Supplied data |
=====
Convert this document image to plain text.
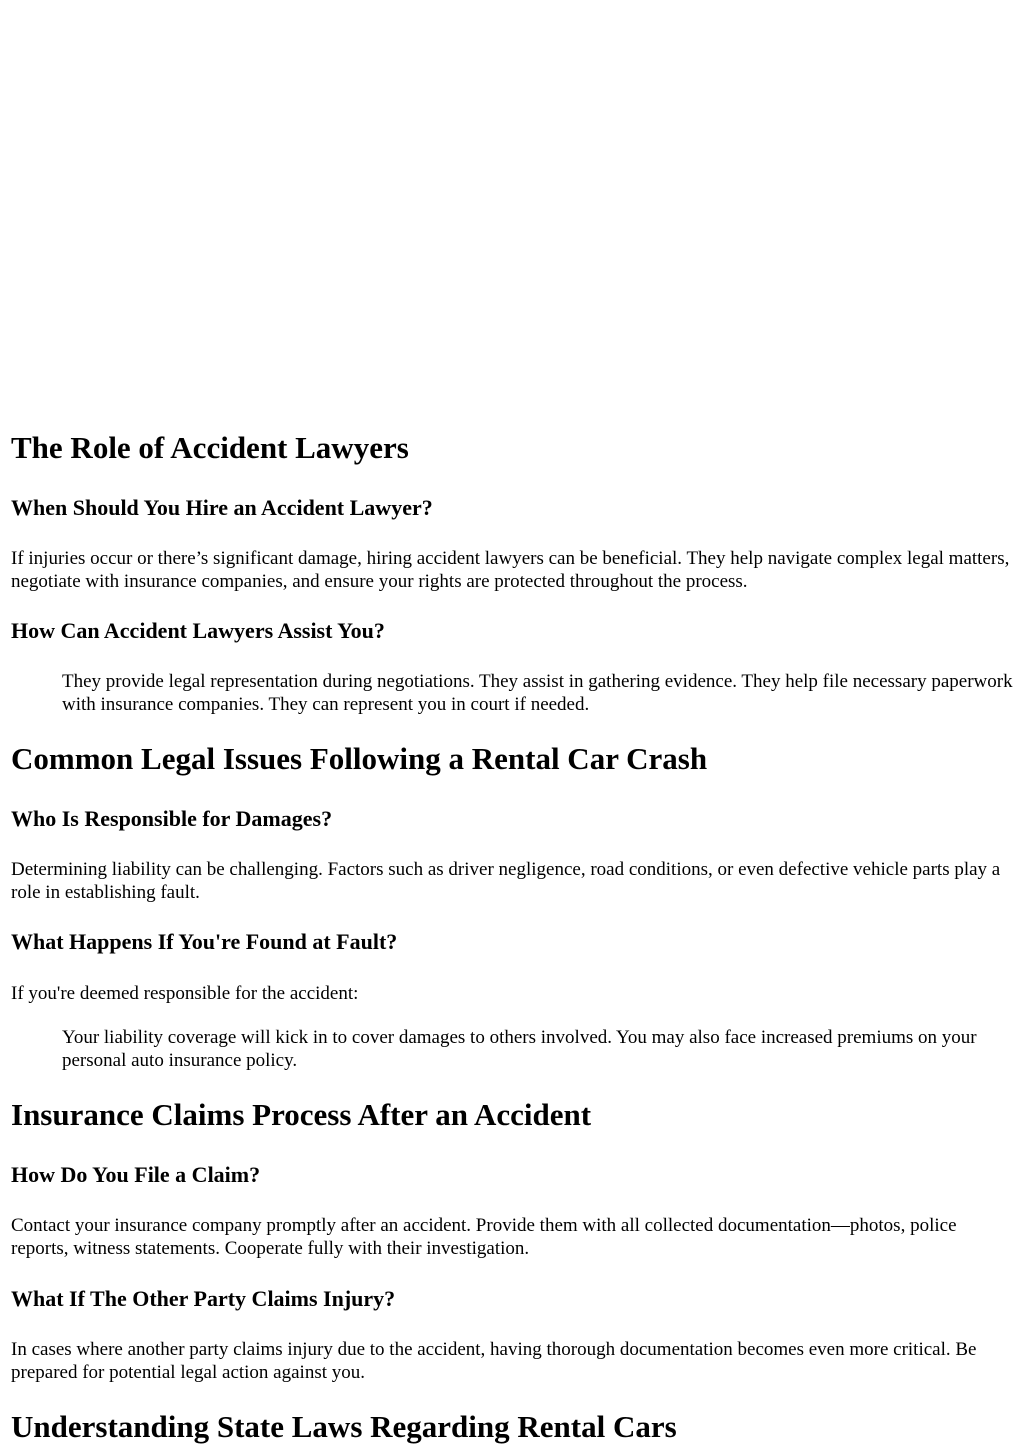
The Role of Accident Lawyers
When Should You Hire an Accident Lawyer?

If injuries occur or there’s significant damage, hiring accident lawyers can be beneficial. They help navigate complex legal matters, negotiate with insurance companies, and ensure your rights are protected throughout the process.

How Can Accident Lawyers Assist You?

They provide legal representation during negotiations. They assist in gathering evidence. They help file necessary paperwork with insurance companies. They can represent you in court if needed.

Common Legal Issues Following a Rental Car Crash
Who Is Responsible for Damages?

Determining liability can be challenging. Factors such as driver negligence, road conditions, or even defective vehicle parts play a role in establishing fault.

What Happens If You're Found at Fault?

If you're deemed responsible for the accident:

Your liability coverage will kick in to cover damages to others involved. You may also face increased premiums on your personal auto insurance policy.

Insurance Claims Process After an Accident
How Do You File a Claim?

Contact your insurance company promptly after an accident. Provide them with all collected documentation—photos, police reports, witness statements. Cooperate fully with their investigation.

What If The Other Party Claims Injury?

In cases where another party claims injury due to the accident, having thorough documentation becomes even more critical. Be prepared for potential legal action against you.

Understanding State Laws Regarding Rental Cars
=====
Show the lines where the word "with" appears in the entries.

If injuries occur or there’s significant damage, hiring accident lawyers can be beneficial. They help navigate complex legal matters, negotiate with insurance companies, and ensure your rights are protected throughout the process.
They provide legal representation during negotiations. They assist in gathering evidence. They help file necessary paperwork with insurance companies. They can represent you in court if needed.
Contact your insurance company promptly after an accident. Provide them with all collected documentation—photos, police reports, witness statements. Cooperate fully with their investigation.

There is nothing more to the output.